> Instructions to follow: Transcribe every entry word for word. Skip the pictures.

> Extracted information:
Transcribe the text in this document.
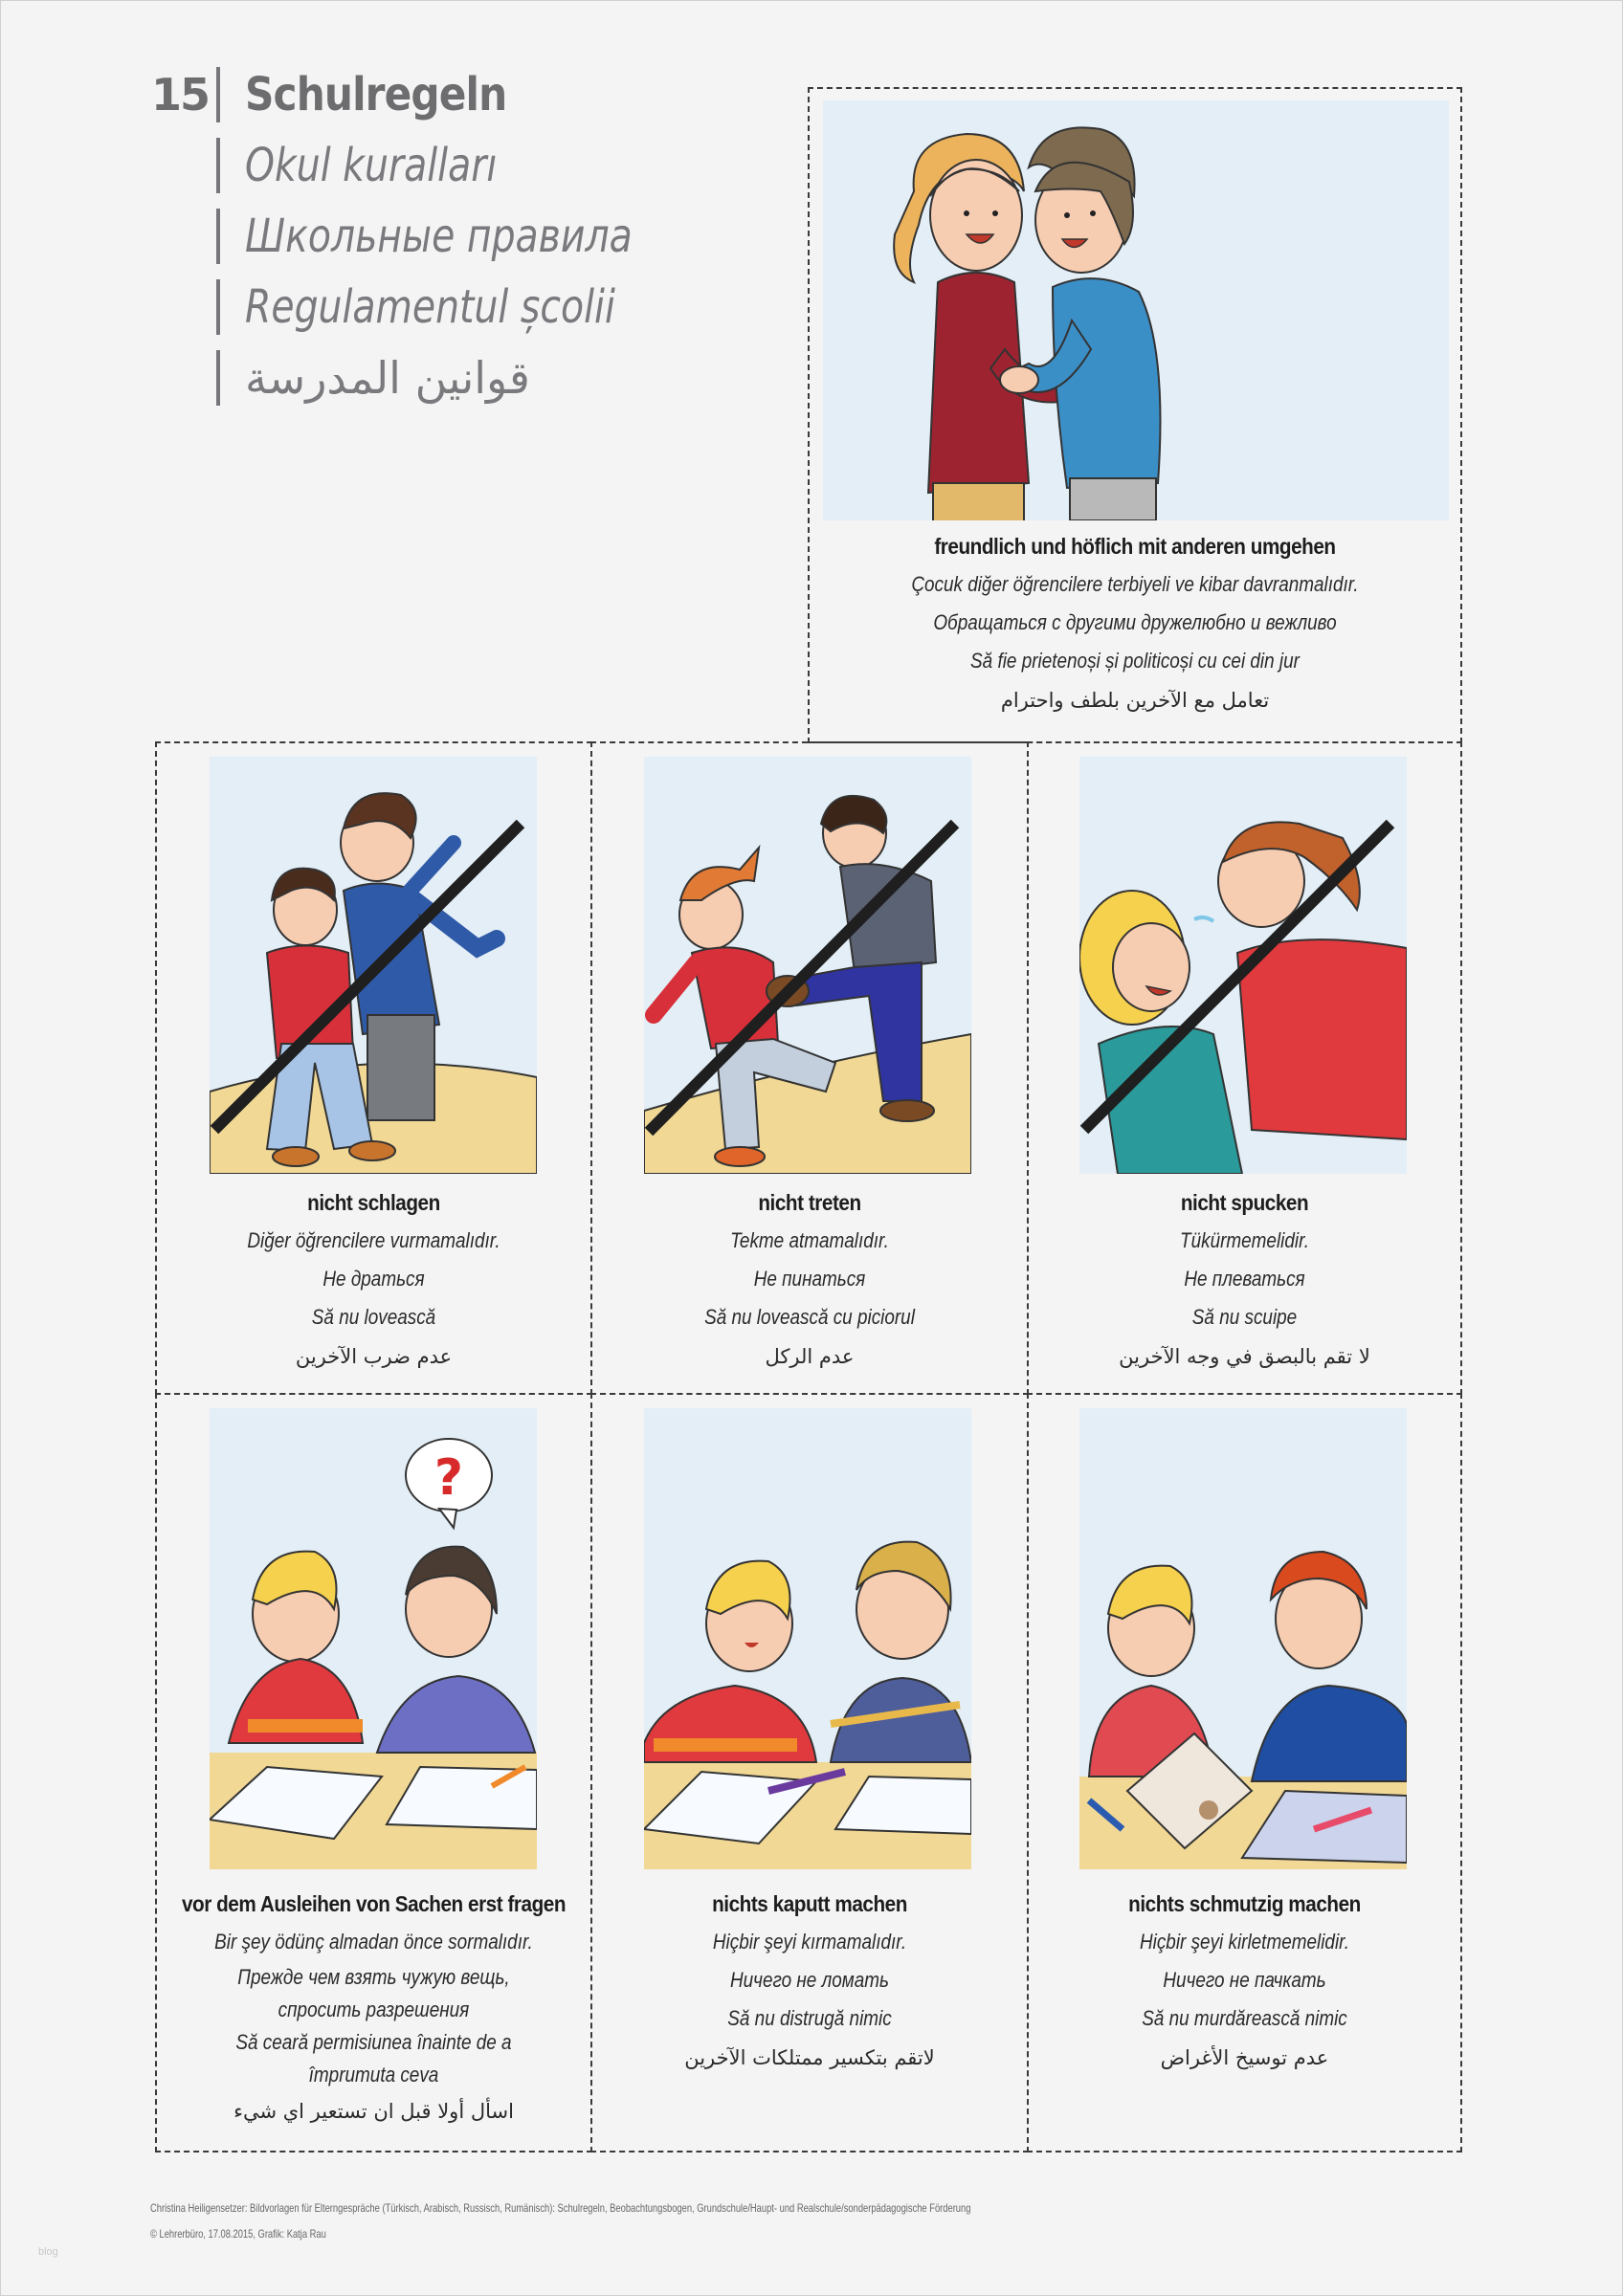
15 Schulregeln
Okul kuralları
Школьные правила
Regulamentul școlii
قوانين المدرسة
freundlich und höflich mit anderen umgehen
Çocuk diğer öğrencilere terbiyeli ve kibar davranmalıdır.
Обращаться с другими дружелюбно и вежливо
Să fie prietenoși și politicoși cu cei din jur
تعامل مع الآخرين بلطف واحترام
nicht schlagen
Diğer öğrencilere vurmamalıdır.
Не драться
Să nu lovească
عدم ضرب الآخرين
nicht treten
Tekme atmamalıdır.
Не пинаться
Să nu lovească cu piciorul
عدم الركل
nicht spucken
Tükürmemelidir.
Не плеваться
Să nu scuipe
لا تقم بالبصق في وجه الآخرين
?
vor dem Ausleihen von Sachen erst fragen
Bir şey ödünç almadan önce sormalıdır.
Прежде чем взять чужую вещь, спросить разрешения
Să ceară permisiunea înainte de a împrumuta ceva
اسأل أولا قبل ان تستعير اي شيء
nichts kaputt machen
Hiçbir şeyi kırmamalıdır.
Ничего не ломать
Să nu distrugă nimic
لاتقم بتكسير ممتلكات الآخرين
nichts schmutzig machen
Hiçbir şeyi kirletmemelidir.
Ничего не пачкать
Să nu murdărească nimic
عدم توسيخ الأغراض
Christina Heiligensetzer: Bildvorlagen für Elterngespräche (Türkisch, Arabisch, Russisch, Rumänisch): Schulregeln, Beobachtungsbogen, Grundschule/Haupt- und Realschule/sonderpädagogische Förderung
© Lehrerbüro, 17.08.2015, Grafik: Katja Rau
blog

> Solution for this problem:
Transcribe the text in this document.
15 Schulregeln
Okul kuralları
Школьные правила
Regulamentul școlii
قوانين المدرسة
freundlich und höflich mit anderen umgehen
Çocuk diğer öğrencilere terbiyeli ve kibar davranmalıdır.
Обращаться с другими дружелюбно и вежливо
Să fie prietenoși și politicoși cu cei din jur
تعامل مع الآخرين بلطف واحترام
nicht schlagen
Diğer öğrencilere vurmamalıdır.
Не драться
Să nu lovească
عدم ضرب الآخرين
nicht treten
Tekme atmamalıdır.
Не пинаться
Să nu lovească cu piciorul
عدم الركل
nicht spucken
Tükürmemelidir.
Не плеваться
Să nu scuipe
لا تقم بالبصق في وجه الآخرين
?
vor dem Ausleihen von Sachen erst fragen
Bir şey ödünç almadan önce sormalıdır.
Прежде чем взять чужую вещь, спросить разрешения
Să ceară permisiunea înainte de a împrumuta ceva
اسأل أولا قبل ان تستعير اي شيء
nichts kaputt machen
Hiçbir şeyi kırmamalıdır.
Ничего не ломать
Să nu distrugă nimic
لاتقم بتكسير ممتلكات الآخرين
nichts schmutzig machen
Hiçbir şeyi kirletmemelidir.
Ничего не пачкать
Să nu murdărească nimic
عدم توسيخ الأغراض
Christina Heiligensetzer: Bildvorlagen für Elterngespräche (Türkisch, Arabisch, Russisch, Rumänisch): Schulregeln, Beobachtungsbogen, Grundschule/Haupt- und Realschule/sonderpädagogische Förderung
© Lehrerbüro, 17.08.2015, Grafik: Katja Rau
blog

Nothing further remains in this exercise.